EXTRACTED DATA:
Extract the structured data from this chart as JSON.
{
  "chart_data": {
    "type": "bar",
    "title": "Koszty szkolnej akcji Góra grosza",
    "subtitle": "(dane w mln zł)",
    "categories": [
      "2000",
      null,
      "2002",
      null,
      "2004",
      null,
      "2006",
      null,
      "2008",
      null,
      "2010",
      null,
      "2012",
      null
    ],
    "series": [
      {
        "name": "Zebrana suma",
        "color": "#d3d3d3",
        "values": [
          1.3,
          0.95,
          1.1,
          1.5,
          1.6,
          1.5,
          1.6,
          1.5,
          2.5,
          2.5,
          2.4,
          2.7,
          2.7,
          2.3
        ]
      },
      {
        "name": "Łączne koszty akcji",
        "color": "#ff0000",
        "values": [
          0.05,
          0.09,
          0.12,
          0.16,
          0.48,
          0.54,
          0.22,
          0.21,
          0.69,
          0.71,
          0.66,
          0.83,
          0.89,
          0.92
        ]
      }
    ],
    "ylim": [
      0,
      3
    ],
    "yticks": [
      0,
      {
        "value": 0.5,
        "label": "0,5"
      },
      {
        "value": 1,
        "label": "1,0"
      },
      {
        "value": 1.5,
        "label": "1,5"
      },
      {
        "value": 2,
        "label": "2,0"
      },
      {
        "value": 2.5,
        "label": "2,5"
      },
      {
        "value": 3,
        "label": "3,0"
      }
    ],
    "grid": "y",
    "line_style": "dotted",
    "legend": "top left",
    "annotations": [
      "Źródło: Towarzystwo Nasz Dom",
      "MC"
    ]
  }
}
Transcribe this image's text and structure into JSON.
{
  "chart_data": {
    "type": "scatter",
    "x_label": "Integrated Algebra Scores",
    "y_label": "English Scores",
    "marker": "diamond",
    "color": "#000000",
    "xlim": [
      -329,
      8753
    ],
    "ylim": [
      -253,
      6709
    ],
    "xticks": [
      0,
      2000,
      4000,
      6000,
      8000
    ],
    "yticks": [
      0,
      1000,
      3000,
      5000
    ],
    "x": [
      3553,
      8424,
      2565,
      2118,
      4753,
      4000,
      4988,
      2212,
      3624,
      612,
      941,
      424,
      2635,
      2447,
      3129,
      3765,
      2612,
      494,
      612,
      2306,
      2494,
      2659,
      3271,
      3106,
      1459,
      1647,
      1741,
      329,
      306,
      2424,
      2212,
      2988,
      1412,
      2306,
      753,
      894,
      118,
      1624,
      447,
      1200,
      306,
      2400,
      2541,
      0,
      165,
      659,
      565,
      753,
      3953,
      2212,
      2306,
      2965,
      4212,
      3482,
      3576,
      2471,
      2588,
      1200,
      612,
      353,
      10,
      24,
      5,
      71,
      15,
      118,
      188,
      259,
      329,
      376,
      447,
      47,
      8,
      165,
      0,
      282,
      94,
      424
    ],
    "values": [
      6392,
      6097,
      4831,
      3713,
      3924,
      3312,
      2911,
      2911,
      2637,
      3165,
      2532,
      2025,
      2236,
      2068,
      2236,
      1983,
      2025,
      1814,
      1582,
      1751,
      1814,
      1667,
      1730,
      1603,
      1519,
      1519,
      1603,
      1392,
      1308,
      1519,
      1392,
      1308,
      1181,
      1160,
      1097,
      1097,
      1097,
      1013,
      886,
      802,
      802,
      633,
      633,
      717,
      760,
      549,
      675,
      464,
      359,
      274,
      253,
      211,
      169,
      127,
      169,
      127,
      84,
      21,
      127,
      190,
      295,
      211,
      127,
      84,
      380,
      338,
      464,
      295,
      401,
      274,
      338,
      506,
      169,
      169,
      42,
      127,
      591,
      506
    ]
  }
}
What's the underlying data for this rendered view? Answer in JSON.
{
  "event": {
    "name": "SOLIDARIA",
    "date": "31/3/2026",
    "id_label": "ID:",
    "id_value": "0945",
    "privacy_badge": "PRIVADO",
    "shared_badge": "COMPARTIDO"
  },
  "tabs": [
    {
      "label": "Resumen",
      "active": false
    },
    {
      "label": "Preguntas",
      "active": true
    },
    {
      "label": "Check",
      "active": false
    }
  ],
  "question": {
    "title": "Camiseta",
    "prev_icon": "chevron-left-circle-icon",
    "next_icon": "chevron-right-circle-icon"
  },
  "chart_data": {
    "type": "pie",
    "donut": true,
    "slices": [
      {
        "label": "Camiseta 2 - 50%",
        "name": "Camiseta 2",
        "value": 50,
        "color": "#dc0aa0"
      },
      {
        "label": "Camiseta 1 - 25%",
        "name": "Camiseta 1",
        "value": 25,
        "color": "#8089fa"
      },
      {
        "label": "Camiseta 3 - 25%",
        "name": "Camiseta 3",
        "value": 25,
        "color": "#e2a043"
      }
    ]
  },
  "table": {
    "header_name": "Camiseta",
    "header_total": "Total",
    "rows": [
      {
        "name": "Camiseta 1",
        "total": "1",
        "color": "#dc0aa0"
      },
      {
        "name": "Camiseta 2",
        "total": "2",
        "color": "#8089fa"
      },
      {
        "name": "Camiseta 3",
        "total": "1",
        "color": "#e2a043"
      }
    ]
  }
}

THE EXERCISE:
Pick out every line above that contains the word "Scores" and copy it.

WRITTEN RESPONSE:
    "x_label": "Integrated Algebra Scores",
    "y_label": "English Scores",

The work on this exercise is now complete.